-- START OF TASK DATA --

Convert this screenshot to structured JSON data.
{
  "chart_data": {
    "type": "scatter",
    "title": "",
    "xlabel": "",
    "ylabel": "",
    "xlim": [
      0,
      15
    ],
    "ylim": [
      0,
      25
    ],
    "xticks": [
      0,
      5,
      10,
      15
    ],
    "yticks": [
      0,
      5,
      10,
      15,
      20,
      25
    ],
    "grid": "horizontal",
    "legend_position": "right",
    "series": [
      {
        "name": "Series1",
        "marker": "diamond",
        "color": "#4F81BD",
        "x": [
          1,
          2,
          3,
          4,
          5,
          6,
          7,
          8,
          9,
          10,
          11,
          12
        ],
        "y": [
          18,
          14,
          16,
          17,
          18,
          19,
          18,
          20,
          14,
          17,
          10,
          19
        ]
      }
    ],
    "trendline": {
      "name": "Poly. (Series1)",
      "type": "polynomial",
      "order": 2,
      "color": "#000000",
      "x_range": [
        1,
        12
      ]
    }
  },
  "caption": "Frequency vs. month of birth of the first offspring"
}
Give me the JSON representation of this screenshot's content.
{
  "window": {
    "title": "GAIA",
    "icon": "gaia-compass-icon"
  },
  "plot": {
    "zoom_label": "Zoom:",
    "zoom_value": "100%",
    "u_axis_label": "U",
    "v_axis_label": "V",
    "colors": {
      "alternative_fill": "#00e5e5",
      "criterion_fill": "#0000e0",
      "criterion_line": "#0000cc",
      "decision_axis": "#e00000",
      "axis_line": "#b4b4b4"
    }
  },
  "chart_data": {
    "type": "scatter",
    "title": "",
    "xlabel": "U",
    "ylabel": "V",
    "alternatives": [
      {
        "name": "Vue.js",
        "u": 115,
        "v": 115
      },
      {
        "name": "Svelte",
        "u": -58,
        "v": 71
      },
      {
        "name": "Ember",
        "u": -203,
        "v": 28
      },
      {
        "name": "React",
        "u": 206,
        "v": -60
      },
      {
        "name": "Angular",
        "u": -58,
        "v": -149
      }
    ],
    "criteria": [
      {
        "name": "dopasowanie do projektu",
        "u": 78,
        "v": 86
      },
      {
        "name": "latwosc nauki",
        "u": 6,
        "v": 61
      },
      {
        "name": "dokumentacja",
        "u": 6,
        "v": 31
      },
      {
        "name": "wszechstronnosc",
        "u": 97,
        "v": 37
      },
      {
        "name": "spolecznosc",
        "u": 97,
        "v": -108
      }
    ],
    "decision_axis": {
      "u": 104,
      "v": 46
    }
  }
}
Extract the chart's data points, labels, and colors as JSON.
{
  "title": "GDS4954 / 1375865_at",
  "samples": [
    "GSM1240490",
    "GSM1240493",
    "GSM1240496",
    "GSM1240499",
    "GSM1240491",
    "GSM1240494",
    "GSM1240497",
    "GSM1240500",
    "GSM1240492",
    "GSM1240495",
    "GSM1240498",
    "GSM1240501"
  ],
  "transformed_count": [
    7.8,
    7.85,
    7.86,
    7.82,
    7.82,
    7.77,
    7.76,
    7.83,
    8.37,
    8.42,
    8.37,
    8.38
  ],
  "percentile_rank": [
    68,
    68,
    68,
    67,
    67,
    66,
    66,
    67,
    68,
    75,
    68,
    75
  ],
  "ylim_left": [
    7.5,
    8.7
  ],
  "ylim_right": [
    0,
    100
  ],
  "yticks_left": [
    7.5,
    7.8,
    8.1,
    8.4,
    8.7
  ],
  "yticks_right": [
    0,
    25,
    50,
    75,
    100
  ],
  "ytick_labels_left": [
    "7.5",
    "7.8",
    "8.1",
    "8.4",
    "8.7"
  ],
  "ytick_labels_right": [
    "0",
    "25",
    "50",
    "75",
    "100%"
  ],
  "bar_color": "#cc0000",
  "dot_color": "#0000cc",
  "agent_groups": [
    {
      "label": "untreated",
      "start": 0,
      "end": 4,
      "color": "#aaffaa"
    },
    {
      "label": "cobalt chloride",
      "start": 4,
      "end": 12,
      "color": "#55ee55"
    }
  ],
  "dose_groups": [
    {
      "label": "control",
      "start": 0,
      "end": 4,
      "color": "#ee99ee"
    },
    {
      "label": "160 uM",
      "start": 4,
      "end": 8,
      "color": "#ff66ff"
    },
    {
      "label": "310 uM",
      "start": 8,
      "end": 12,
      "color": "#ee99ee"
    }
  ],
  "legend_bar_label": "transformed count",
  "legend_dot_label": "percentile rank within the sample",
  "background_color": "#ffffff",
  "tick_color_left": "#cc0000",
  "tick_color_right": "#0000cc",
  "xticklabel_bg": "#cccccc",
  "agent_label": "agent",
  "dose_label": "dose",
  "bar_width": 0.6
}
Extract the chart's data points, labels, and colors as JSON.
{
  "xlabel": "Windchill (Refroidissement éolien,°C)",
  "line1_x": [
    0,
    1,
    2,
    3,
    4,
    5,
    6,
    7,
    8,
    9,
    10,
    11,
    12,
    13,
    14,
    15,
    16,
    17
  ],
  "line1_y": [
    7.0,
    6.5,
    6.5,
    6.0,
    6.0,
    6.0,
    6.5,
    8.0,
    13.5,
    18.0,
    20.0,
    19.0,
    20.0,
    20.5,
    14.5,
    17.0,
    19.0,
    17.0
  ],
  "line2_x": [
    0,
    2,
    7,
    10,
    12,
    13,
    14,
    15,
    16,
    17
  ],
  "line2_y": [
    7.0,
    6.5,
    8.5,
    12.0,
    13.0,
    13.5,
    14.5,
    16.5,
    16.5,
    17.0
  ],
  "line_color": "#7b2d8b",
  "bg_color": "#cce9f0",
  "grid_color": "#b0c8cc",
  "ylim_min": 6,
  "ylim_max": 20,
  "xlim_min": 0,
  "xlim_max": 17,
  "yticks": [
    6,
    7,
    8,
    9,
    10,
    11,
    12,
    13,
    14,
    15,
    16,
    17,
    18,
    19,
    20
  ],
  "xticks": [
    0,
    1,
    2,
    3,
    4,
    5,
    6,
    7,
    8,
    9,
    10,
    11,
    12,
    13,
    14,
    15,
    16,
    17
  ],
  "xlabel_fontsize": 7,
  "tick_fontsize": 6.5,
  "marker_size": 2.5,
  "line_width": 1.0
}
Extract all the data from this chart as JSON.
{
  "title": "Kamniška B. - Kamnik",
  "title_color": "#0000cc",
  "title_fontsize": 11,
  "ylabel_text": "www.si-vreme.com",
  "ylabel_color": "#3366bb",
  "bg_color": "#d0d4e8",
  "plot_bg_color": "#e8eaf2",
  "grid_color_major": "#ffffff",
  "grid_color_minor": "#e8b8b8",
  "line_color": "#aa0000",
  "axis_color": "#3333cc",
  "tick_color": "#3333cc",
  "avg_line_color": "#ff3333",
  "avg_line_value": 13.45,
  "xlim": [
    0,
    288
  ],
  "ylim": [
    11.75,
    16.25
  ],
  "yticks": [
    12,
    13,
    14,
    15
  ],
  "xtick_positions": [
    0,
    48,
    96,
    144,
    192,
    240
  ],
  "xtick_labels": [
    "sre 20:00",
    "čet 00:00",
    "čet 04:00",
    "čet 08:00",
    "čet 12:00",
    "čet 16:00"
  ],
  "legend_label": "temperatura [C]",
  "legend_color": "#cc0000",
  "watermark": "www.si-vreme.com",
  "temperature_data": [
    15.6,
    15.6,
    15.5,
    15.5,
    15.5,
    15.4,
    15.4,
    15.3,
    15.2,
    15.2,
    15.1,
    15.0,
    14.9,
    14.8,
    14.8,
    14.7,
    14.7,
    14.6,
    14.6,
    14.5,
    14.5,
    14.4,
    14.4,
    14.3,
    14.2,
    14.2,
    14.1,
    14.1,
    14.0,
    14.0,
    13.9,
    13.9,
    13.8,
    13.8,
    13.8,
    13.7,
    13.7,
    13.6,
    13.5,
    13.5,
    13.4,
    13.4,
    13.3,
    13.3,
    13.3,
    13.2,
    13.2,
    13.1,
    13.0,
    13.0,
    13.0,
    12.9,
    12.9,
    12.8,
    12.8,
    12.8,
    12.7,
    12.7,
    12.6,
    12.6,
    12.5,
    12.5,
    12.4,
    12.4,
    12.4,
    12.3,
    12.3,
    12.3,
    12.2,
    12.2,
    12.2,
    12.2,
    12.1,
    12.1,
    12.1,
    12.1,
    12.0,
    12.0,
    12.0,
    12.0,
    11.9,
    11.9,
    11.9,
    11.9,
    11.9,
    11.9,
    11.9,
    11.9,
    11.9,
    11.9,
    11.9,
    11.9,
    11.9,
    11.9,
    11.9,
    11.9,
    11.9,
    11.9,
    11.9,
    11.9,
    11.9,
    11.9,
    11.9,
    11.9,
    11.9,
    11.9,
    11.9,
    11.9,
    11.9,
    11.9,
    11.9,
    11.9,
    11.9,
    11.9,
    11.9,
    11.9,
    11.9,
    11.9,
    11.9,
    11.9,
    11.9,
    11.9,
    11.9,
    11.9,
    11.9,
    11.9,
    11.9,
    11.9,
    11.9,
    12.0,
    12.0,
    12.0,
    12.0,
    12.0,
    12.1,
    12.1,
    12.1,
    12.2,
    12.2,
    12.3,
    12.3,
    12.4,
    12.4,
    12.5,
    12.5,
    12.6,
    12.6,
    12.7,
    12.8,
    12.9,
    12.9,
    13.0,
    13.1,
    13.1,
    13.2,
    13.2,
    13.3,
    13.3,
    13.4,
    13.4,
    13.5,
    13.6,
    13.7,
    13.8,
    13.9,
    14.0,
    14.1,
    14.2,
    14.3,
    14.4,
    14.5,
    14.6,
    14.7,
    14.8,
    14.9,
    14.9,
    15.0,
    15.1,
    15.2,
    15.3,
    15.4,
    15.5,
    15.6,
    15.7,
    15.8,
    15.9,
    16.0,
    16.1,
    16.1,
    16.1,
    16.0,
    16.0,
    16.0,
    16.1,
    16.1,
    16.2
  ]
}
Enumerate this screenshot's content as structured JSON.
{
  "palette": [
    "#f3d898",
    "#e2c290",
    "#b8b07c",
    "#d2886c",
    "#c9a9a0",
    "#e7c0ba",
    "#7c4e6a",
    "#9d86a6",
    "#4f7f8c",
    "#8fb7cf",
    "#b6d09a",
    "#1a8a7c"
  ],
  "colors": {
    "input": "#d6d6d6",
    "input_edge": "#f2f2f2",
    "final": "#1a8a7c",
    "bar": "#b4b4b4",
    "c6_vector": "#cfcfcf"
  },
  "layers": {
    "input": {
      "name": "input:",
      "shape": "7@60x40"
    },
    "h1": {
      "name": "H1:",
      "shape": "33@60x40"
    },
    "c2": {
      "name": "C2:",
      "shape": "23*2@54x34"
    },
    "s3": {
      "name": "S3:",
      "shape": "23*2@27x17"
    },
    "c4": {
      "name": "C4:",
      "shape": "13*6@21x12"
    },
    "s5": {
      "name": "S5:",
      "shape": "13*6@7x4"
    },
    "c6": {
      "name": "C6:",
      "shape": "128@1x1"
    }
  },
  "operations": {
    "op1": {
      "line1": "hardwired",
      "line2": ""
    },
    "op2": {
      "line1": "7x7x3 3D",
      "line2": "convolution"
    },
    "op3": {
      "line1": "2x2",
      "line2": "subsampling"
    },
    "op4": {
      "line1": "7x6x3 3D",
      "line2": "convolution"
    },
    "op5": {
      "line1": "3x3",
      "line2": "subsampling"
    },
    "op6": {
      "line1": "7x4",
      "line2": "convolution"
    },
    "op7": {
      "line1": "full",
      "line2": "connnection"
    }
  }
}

-- END OF TASK DATA --

Pull out all lines from the entries above in which the word "JSON" appears.

Convert this screenshot to structured JSON data.
Give me the JSON representation of this screenshot's content.
Extract the chart's data points, labels, and colors as JSON.
Extract the chart's data points, labels, and colors as JSON.
Extract all the data from this chart as JSON.
Enumerate this screenshot's content as structured JSON.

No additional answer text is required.